## begin

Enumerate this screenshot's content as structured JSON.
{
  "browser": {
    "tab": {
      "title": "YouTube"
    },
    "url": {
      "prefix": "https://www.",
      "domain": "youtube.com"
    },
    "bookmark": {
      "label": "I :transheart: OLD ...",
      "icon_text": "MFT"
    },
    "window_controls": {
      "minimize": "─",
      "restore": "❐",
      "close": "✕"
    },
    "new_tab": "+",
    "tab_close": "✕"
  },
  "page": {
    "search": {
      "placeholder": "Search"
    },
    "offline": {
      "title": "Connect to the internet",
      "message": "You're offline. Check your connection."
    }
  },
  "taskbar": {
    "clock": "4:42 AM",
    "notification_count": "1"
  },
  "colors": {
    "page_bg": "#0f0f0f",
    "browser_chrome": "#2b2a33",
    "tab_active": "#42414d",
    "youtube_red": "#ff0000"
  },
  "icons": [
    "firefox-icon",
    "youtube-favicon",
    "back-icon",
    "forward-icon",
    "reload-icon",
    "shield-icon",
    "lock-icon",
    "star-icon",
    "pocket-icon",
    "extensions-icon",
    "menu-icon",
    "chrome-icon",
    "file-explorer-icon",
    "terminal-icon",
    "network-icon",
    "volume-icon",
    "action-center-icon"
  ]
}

## end

§ WHAT NEEDS TO BE DONE
Copy out the material above in its entirety. Every detail must match.

§ ANSWER FOR THIS EXERCISE
Enumerate this screenshot's content as structured JSON.
{
  "browser": {
    "tab": {
      "title": "YouTube"
    },
    "url": {
      "prefix": "https://www.",
      "domain": "youtube.com"
    },
    "bookmark": {
      "label": "I :transheart: OLD ...",
      "icon_text": "MFT"
    },
    "window_controls": {
      "minimize": "─",
      "restore": "❐",
      "close": "✕"
    },
    "new_tab": "+",
    "tab_close": "✕"
  },
  "page": {
    "search": {
      "placeholder": "Search"
    },
    "offline": {
      "title": "Connect to the internet",
      "message": "You're offline. Check your connection."
    }
  },
  "taskbar": {
    "clock": "4:42 AM",
    "notification_count": "1"
  },
  "colors": {
    "page_bg": "#0f0f0f",
    "browser_chrome": "#2b2a33",
    "tab_active": "#42414d",
    "youtube_red": "#ff0000"
  },
  "icons": [
    "firefox-icon",
    "youtube-favicon",
    "back-icon",
    "forward-icon",
    "reload-icon",
    "shield-icon",
    "lock-icon",
    "star-icon",
    "pocket-icon",
    "extensions-icon",
    "menu-icon",
    "chrome-icon",
    "file-explorer-icon",
    "terminal-icon",
    "network-icon",
    "volume-icon",
    "action-center-icon"
  ]
}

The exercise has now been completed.